EXERCISE AIM: Consider the records below. How many of their lines include the word "this"? State the number and nothing else.

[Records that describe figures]
────
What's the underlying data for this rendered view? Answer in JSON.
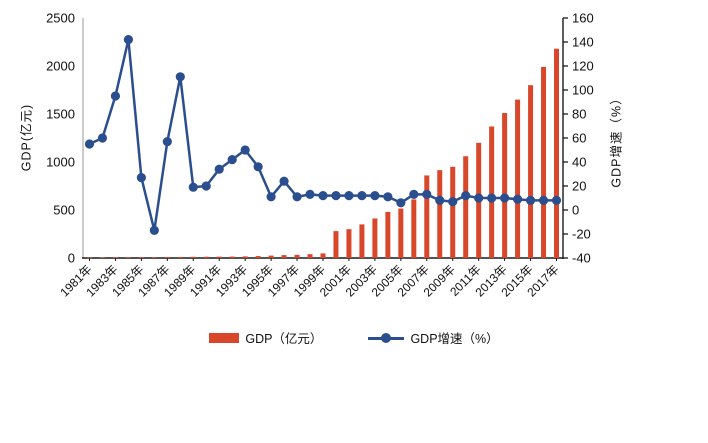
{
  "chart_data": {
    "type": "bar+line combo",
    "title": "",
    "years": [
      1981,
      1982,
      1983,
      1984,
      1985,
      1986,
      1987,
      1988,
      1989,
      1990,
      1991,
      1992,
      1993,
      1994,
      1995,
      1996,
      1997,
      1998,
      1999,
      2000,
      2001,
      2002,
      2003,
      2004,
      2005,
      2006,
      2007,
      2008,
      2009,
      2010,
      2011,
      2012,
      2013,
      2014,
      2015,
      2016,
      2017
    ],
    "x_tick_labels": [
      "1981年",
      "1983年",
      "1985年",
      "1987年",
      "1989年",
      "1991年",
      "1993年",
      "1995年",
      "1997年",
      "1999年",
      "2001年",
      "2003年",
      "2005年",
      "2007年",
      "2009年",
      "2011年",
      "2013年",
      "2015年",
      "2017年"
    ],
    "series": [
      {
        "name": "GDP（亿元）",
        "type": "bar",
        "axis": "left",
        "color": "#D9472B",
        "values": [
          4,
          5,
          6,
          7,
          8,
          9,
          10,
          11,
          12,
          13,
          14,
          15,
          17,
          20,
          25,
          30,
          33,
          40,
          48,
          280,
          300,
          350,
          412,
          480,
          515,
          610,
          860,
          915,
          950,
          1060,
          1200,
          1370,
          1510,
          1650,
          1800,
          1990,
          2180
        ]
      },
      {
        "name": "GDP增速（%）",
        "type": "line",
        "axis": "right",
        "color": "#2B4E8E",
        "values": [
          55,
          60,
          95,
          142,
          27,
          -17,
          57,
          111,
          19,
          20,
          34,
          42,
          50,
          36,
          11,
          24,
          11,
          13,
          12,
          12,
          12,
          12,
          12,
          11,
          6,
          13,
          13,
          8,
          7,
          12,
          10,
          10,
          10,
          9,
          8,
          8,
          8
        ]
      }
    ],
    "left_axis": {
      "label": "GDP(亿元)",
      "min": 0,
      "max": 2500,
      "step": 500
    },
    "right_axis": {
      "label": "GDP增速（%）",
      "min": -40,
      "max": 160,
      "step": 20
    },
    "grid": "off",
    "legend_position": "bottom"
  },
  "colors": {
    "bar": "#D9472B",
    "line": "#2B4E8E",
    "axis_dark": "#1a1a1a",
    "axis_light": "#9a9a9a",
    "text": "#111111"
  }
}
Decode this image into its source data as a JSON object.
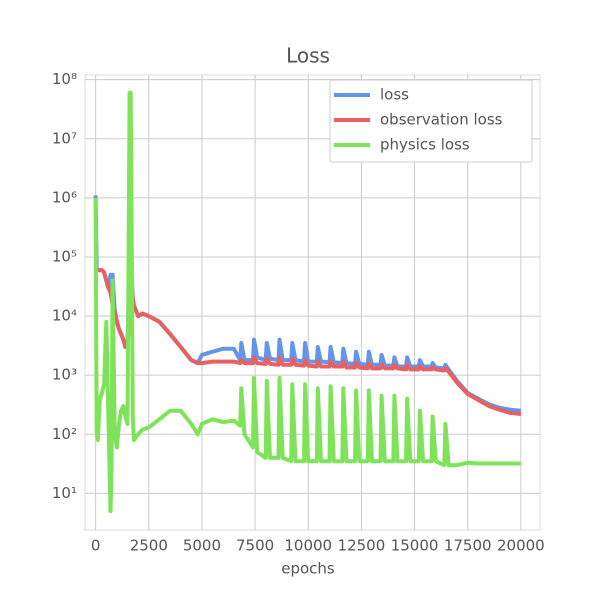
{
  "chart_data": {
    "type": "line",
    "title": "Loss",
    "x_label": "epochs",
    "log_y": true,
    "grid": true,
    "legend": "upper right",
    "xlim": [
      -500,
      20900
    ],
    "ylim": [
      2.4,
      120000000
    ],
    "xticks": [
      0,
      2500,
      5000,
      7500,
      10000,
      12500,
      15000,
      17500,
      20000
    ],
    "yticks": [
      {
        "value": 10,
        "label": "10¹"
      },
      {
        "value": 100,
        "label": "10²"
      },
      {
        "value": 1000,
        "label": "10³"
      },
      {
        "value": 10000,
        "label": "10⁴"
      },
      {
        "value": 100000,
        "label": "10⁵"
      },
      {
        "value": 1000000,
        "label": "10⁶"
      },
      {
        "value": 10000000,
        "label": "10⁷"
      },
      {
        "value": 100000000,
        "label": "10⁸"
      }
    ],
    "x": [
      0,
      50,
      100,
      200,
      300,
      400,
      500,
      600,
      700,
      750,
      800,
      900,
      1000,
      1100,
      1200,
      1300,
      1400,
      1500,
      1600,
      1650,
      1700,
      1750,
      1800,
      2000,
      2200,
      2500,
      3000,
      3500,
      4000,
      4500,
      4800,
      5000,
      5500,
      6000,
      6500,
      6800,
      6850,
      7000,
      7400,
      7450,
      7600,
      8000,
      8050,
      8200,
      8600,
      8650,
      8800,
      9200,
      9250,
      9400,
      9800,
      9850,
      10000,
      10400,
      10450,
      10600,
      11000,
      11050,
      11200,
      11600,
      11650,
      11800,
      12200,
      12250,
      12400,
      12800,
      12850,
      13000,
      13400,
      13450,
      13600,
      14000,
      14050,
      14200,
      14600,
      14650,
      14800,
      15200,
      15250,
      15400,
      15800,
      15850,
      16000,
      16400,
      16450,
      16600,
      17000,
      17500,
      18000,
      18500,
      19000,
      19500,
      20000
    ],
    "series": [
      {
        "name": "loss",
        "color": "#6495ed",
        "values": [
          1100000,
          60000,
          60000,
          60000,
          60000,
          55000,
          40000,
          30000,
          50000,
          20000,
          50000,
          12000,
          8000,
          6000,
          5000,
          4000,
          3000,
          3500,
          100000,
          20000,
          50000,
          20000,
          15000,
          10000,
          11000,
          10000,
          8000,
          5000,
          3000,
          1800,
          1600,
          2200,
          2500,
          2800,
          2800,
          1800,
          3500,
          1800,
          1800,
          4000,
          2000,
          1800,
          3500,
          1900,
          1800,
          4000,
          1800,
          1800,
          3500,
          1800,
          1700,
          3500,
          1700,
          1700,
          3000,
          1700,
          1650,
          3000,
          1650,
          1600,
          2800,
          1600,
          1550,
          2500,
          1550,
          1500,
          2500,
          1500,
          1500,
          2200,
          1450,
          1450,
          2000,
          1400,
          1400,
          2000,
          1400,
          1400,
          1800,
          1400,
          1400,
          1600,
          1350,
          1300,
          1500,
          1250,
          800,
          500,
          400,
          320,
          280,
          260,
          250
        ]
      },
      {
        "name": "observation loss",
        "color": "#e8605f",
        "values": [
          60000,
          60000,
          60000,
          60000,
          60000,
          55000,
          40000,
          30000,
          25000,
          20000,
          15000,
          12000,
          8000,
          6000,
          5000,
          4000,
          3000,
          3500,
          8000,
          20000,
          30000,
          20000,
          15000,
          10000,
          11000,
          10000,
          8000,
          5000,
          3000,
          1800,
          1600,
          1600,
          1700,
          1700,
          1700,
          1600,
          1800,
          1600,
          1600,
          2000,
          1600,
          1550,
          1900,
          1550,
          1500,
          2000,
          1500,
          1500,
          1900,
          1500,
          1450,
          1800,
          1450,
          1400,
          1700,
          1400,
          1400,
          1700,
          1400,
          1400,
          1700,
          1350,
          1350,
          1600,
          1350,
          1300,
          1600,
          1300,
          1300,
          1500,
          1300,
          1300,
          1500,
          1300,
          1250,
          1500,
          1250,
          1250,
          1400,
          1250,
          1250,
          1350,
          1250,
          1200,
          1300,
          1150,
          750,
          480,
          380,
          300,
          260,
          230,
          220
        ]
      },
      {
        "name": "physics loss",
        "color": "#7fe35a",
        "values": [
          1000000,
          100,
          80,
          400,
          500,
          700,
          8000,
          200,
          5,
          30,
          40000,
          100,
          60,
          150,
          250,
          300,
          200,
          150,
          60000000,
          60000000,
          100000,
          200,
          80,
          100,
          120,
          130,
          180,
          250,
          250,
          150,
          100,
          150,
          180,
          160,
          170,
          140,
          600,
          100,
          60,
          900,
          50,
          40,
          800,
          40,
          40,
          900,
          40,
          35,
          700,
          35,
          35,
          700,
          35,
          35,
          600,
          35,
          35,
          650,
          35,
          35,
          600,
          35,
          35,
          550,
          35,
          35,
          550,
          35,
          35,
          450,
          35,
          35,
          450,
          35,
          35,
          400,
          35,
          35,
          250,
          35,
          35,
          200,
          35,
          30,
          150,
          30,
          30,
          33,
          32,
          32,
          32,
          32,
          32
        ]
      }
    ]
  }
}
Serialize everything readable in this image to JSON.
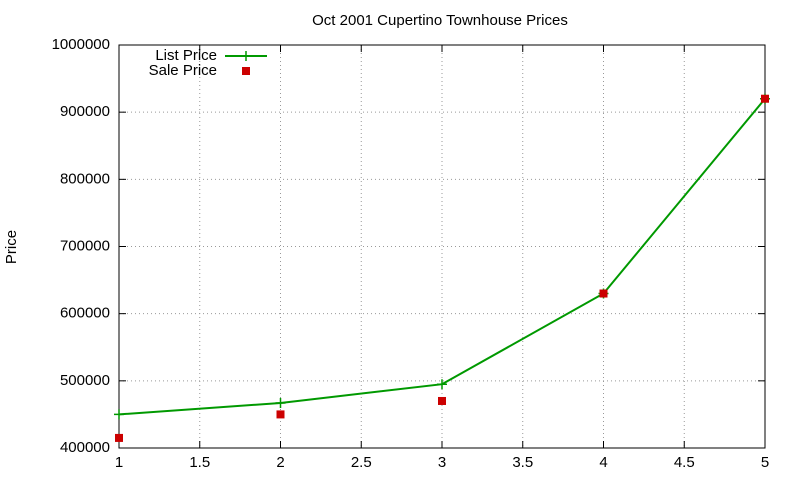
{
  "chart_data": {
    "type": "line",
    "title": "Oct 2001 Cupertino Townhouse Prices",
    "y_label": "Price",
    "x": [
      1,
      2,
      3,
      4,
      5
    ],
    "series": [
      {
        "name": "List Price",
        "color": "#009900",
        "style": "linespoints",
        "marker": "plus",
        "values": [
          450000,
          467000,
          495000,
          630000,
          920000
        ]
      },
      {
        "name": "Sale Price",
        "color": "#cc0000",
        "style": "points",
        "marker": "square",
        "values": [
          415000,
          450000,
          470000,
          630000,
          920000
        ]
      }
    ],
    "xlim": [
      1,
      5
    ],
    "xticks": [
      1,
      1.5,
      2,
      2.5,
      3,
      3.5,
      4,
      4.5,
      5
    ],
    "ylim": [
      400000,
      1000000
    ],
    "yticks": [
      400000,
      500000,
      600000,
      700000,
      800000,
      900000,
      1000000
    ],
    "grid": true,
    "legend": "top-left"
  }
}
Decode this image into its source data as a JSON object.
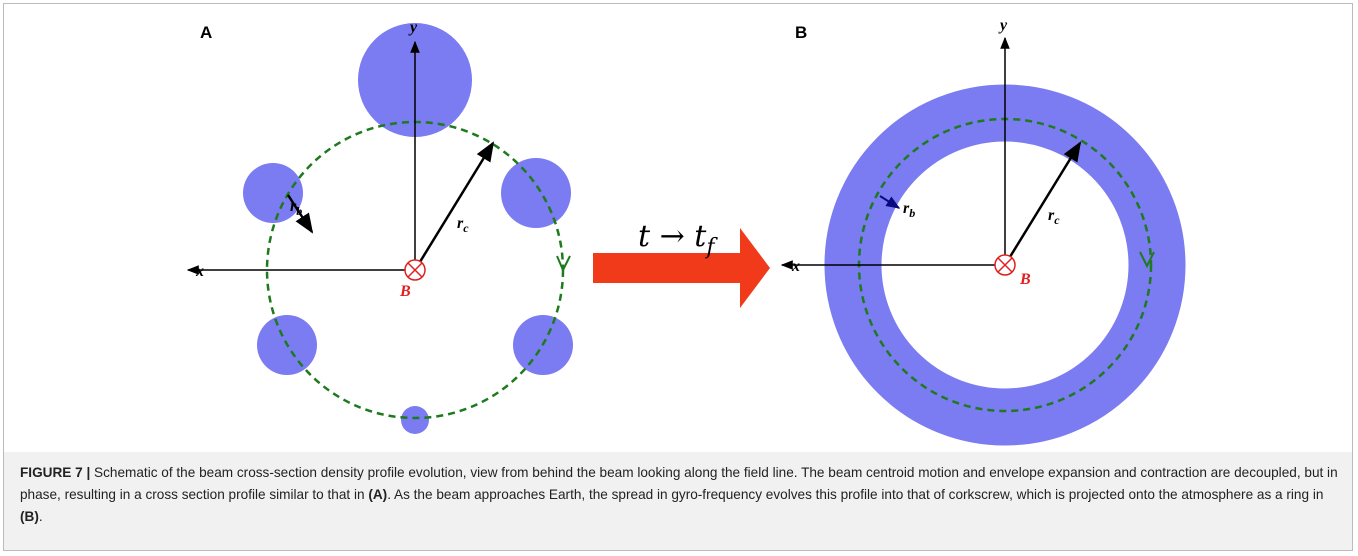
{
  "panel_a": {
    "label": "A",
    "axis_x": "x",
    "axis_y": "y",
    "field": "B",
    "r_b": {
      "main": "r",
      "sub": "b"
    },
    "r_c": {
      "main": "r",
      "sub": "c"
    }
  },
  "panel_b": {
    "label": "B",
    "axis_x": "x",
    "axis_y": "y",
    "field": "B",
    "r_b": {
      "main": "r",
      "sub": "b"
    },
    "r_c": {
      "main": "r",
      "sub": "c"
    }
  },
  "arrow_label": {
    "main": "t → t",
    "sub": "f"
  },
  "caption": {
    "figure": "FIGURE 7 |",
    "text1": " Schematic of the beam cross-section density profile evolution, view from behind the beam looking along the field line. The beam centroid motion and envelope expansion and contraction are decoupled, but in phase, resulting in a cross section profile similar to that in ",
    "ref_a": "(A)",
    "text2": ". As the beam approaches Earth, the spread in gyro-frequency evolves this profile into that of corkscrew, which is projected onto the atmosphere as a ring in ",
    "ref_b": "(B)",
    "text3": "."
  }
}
────
THE RESULT: 5